[Dataset listings of figures]
—————
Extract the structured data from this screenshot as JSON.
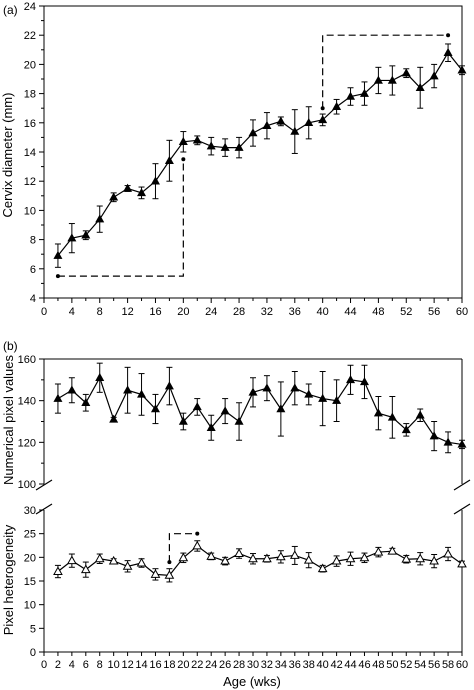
{
  "colors": {
    "ink": "#000000",
    "background": "#ffffff",
    "open_marker_fill": "#ffffff"
  },
  "chart_data": [
    {
      "type": "line",
      "panel_label": "(a)",
      "xlabel": "",
      "ylabel": "Cervix diameter (mm)",
      "xlim": [
        0,
        60
      ],
      "ylim": [
        4,
        24
      ],
      "x_ticks": [
        "0",
        "4",
        "8",
        "12",
        "16",
        "20",
        "24",
        "28",
        "32",
        "36",
        "40",
        "44",
        "48",
        "52",
        "56",
        "60"
      ],
      "y_ticks": [
        "4",
        "6",
        "8",
        "10",
        "12",
        "14",
        "16",
        "18",
        "20",
        "22",
        "24"
      ],
      "grid": false,
      "legend": "none",
      "series": [
        {
          "marker": "filled-triangle",
          "x": [
            2,
            4,
            6,
            8,
            10,
            12,
            14,
            16,
            18,
            20,
            22,
            24,
            26,
            28,
            30,
            32,
            34,
            36,
            38,
            40,
            42,
            44,
            46,
            48,
            50,
            52,
            54,
            56,
            58,
            60
          ],
          "y": [
            6.9,
            8.1,
            8.3,
            9.4,
            10.9,
            11.5,
            11.2,
            12.0,
            13.4,
            14.7,
            14.8,
            14.4,
            14.3,
            14.3,
            15.3,
            15.8,
            16.1,
            15.4,
            16.0,
            16.2,
            17.1,
            17.8,
            18.0,
            18.9,
            18.9,
            19.4,
            18.4,
            19.2,
            20.8,
            19.6
          ],
          "error": [
            0.8,
            1.0,
            0.3,
            0.9,
            0.3,
            0.2,
            0.4,
            1.2,
            1.4,
            0.7,
            0.3,
            0.6,
            0.6,
            0.7,
            0.9,
            0.9,
            0.3,
            1.5,
            1.1,
            0.4,
            0.5,
            0.6,
            0.8,
            0.9,
            1.0,
            0.3,
            1.4,
            0.8,
            0.6,
            0.3
          ]
        }
      ],
      "annotations": [
        {
          "type": "dashed-bracket",
          "points": [
            [
              2,
              5.5
            ],
            [
              20,
              5.5
            ],
            [
              20,
              13.5
            ]
          ]
        },
        {
          "type": "dashed-bracket",
          "points": [
            [
              40,
              17.0
            ],
            [
              40,
              22.0
            ],
            [
              58,
              22.0
            ]
          ]
        }
      ]
    },
    {
      "type": "line",
      "panel_label": "(b)",
      "xlabel": "Age (wks)",
      "ylabel_upper": "Numerical pixel values",
      "ylabel_lower": "Pixel heterogeneity",
      "xlim": [
        0,
        60
      ],
      "broken_y_axis": true,
      "ylim_upper": [
        100,
        160
      ],
      "ylim_lower": [
        0,
        30
      ],
      "x_ticks": [
        "0",
        "2",
        "4",
        "6",
        "8",
        "10",
        "12",
        "14",
        "16",
        "18",
        "20",
        "22",
        "24",
        "26",
        "28",
        "30",
        "32",
        "34",
        "36",
        "38",
        "40",
        "42",
        "44",
        "46",
        "48",
        "50",
        "52",
        "54",
        "56",
        "58",
        "60"
      ],
      "y_ticks_upper": [
        "100",
        "120",
        "140",
        "160"
      ],
      "y_ticks_lower": [
        "0",
        "5",
        "10",
        "15",
        "20",
        "25",
        "30"
      ],
      "grid": false,
      "legend": "none",
      "series": [
        {
          "marker": "filled-triangle",
          "axis": "upper",
          "x": [
            2,
            4,
            6,
            8,
            10,
            12,
            14,
            16,
            18,
            20,
            22,
            24,
            26,
            28,
            30,
            32,
            34,
            36,
            38,
            40,
            42,
            44,
            46,
            48,
            50,
            52,
            54,
            56,
            58,
            60
          ],
          "y": [
            141,
            145,
            139,
            151,
            131,
            145,
            143,
            136,
            147,
            130,
            137,
            127,
            135,
            130,
            144,
            146,
            136,
            146,
            143,
            141,
            140,
            150,
            149,
            134,
            132,
            126,
            133,
            123,
            120,
            119
          ],
          "error": [
            7,
            6,
            4,
            7,
            1,
            11,
            10,
            7,
            9,
            4,
            4,
            6,
            6,
            9,
            7,
            6,
            13,
            8,
            5,
            13,
            10,
            7,
            8,
            8,
            10,
            3,
            3,
            7,
            5,
            2
          ]
        },
        {
          "marker": "open-triangle",
          "axis": "lower",
          "x": [
            2,
            4,
            6,
            8,
            10,
            12,
            14,
            16,
            18,
            20,
            22,
            24,
            26,
            28,
            30,
            32,
            34,
            36,
            38,
            40,
            42,
            44,
            46,
            48,
            50,
            52,
            54,
            56,
            58,
            60
          ],
          "y": [
            17,
            19.3,
            17.4,
            19.7,
            19.2,
            18.1,
            18.8,
            16.4,
            16.2,
            19.9,
            22.4,
            20.2,
            19.2,
            20.8,
            19.7,
            19.7,
            20.1,
            20.4,
            19.4,
            17.6,
            19.2,
            19.7,
            19.9,
            21.1,
            21.3,
            19.6,
            19.7,
            19.2,
            20.7,
            18.6
          ],
          "error": [
            1.3,
            1.4,
            1.6,
            1.0,
            0.5,
            1.2,
            0.9,
            1.2,
            1.4,
            1.0,
            1.1,
            0.7,
            0.8,
            1.0,
            1.1,
            0.7,
            1.3,
            1.9,
            1.6,
            0.7,
            1.1,
            1.4,
            1.0,
            1.0,
            0.6,
            0.8,
            1.3,
            1.4,
            1.4,
            0.6
          ]
        }
      ],
      "annotations": [
        {
          "type": "dashed-bracket",
          "points": [
            [
              18,
              19.0
            ],
            [
              18,
              25.0
            ],
            [
              22,
              25.0
            ]
          ]
        }
      ]
    }
  ]
}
—————
**Instruction:** Quote the data above in full, leaving out the pictures it holds.

**Result of the exercise:**
Extract the structured data from this screenshot as JSON.
{
  "colors": {
    "ink": "#000000",
    "background": "#ffffff",
    "open_marker_fill": "#ffffff"
  },
  "chart_data": [
    {
      "type": "line",
      "panel_label": "(a)",
      "xlabel": "",
      "ylabel": "Cervix diameter (mm)",
      "xlim": [
        0,
        60
      ],
      "ylim": [
        4,
        24
      ],
      "x_ticks": [
        "0",
        "4",
        "8",
        "12",
        "16",
        "20",
        "24",
        "28",
        "32",
        "36",
        "40",
        "44",
        "48",
        "52",
        "56",
        "60"
      ],
      "y_ticks": [
        "4",
        "6",
        "8",
        "10",
        "12",
        "14",
        "16",
        "18",
        "20",
        "22",
        "24"
      ],
      "grid": false,
      "legend": "none",
      "series": [
        {
          "marker": "filled-triangle",
          "x": [
            2,
            4,
            6,
            8,
            10,
            12,
            14,
            16,
            18,
            20,
            22,
            24,
            26,
            28,
            30,
            32,
            34,
            36,
            38,
            40,
            42,
            44,
            46,
            48,
            50,
            52,
            54,
            56,
            58,
            60
          ],
          "y": [
            6.9,
            8.1,
            8.3,
            9.4,
            10.9,
            11.5,
            11.2,
            12.0,
            13.4,
            14.7,
            14.8,
            14.4,
            14.3,
            14.3,
            15.3,
            15.8,
            16.1,
            15.4,
            16.0,
            16.2,
            17.1,
            17.8,
            18.0,
            18.9,
            18.9,
            19.4,
            18.4,
            19.2,
            20.8,
            19.6
          ],
          "error": [
            0.8,
            1.0,
            0.3,
            0.9,
            0.3,
            0.2,
            0.4,
            1.2,
            1.4,
            0.7,
            0.3,
            0.6,
            0.6,
            0.7,
            0.9,
            0.9,
            0.3,
            1.5,
            1.1,
            0.4,
            0.5,
            0.6,
            0.8,
            0.9,
            1.0,
            0.3,
            1.4,
            0.8,
            0.6,
            0.3
          ]
        }
      ],
      "annotations": [
        {
          "type": "dashed-bracket",
          "points": [
            [
              2,
              5.5
            ],
            [
              20,
              5.5
            ],
            [
              20,
              13.5
            ]
          ]
        },
        {
          "type": "dashed-bracket",
          "points": [
            [
              40,
              17.0
            ],
            [
              40,
              22.0
            ],
            [
              58,
              22.0
            ]
          ]
        }
      ]
    },
    {
      "type": "line",
      "panel_label": "(b)",
      "xlabel": "Age (wks)",
      "ylabel_upper": "Numerical pixel values",
      "ylabel_lower": "Pixel heterogeneity",
      "xlim": [
        0,
        60
      ],
      "broken_y_axis": true,
      "ylim_upper": [
        100,
        160
      ],
      "ylim_lower": [
        0,
        30
      ],
      "x_ticks": [
        "0",
        "2",
        "4",
        "6",
        "8",
        "10",
        "12",
        "14",
        "16",
        "18",
        "20",
        "22",
        "24",
        "26",
        "28",
        "30",
        "32",
        "34",
        "36",
        "38",
        "40",
        "42",
        "44",
        "46",
        "48",
        "50",
        "52",
        "54",
        "56",
        "58",
        "60"
      ],
      "y_ticks_upper": [
        "100",
        "120",
        "140",
        "160"
      ],
      "y_ticks_lower": [
        "0",
        "5",
        "10",
        "15",
        "20",
        "25",
        "30"
      ],
      "grid": false,
      "legend": "none",
      "series": [
        {
          "marker": "filled-triangle",
          "axis": "upper",
          "x": [
            2,
            4,
            6,
            8,
            10,
            12,
            14,
            16,
            18,
            20,
            22,
            24,
            26,
            28,
            30,
            32,
            34,
            36,
            38,
            40,
            42,
            44,
            46,
            48,
            50,
            52,
            54,
            56,
            58,
            60
          ],
          "y": [
            141,
            145,
            139,
            151,
            131,
            145,
            143,
            136,
            147,
            130,
            137,
            127,
            135,
            130,
            144,
            146,
            136,
            146,
            143,
            141,
            140,
            150,
            149,
            134,
            132,
            126,
            133,
            123,
            120,
            119
          ],
          "error": [
            7,
            6,
            4,
            7,
            1,
            11,
            10,
            7,
            9,
            4,
            4,
            6,
            6,
            9,
            7,
            6,
            13,
            8,
            5,
            13,
            10,
            7,
            8,
            8,
            10,
            3,
            3,
            7,
            5,
            2
          ]
        },
        {
          "marker": "open-triangle",
          "axis": "lower",
          "x": [
            2,
            4,
            6,
            8,
            10,
            12,
            14,
            16,
            18,
            20,
            22,
            24,
            26,
            28,
            30,
            32,
            34,
            36,
            38,
            40,
            42,
            44,
            46,
            48,
            50,
            52,
            54,
            56,
            58,
            60
          ],
          "y": [
            17,
            19.3,
            17.4,
            19.7,
            19.2,
            18.1,
            18.8,
            16.4,
            16.2,
            19.9,
            22.4,
            20.2,
            19.2,
            20.8,
            19.7,
            19.7,
            20.1,
            20.4,
            19.4,
            17.6,
            19.2,
            19.7,
            19.9,
            21.1,
            21.3,
            19.6,
            19.7,
            19.2,
            20.7,
            18.6
          ],
          "error": [
            1.3,
            1.4,
            1.6,
            1.0,
            0.5,
            1.2,
            0.9,
            1.2,
            1.4,
            1.0,
            1.1,
            0.7,
            0.8,
            1.0,
            1.1,
            0.7,
            1.3,
            1.9,
            1.6,
            0.7,
            1.1,
            1.4,
            1.0,
            1.0,
            0.6,
            0.8,
            1.3,
            1.4,
            1.4,
            0.6
          ]
        }
      ],
      "annotations": [
        {
          "type": "dashed-bracket",
          "points": [
            [
              18,
              19.0
            ],
            [
              18,
              25.0
            ],
            [
              22,
              25.0
            ]
          ]
        }
      ]
    }
  ]
}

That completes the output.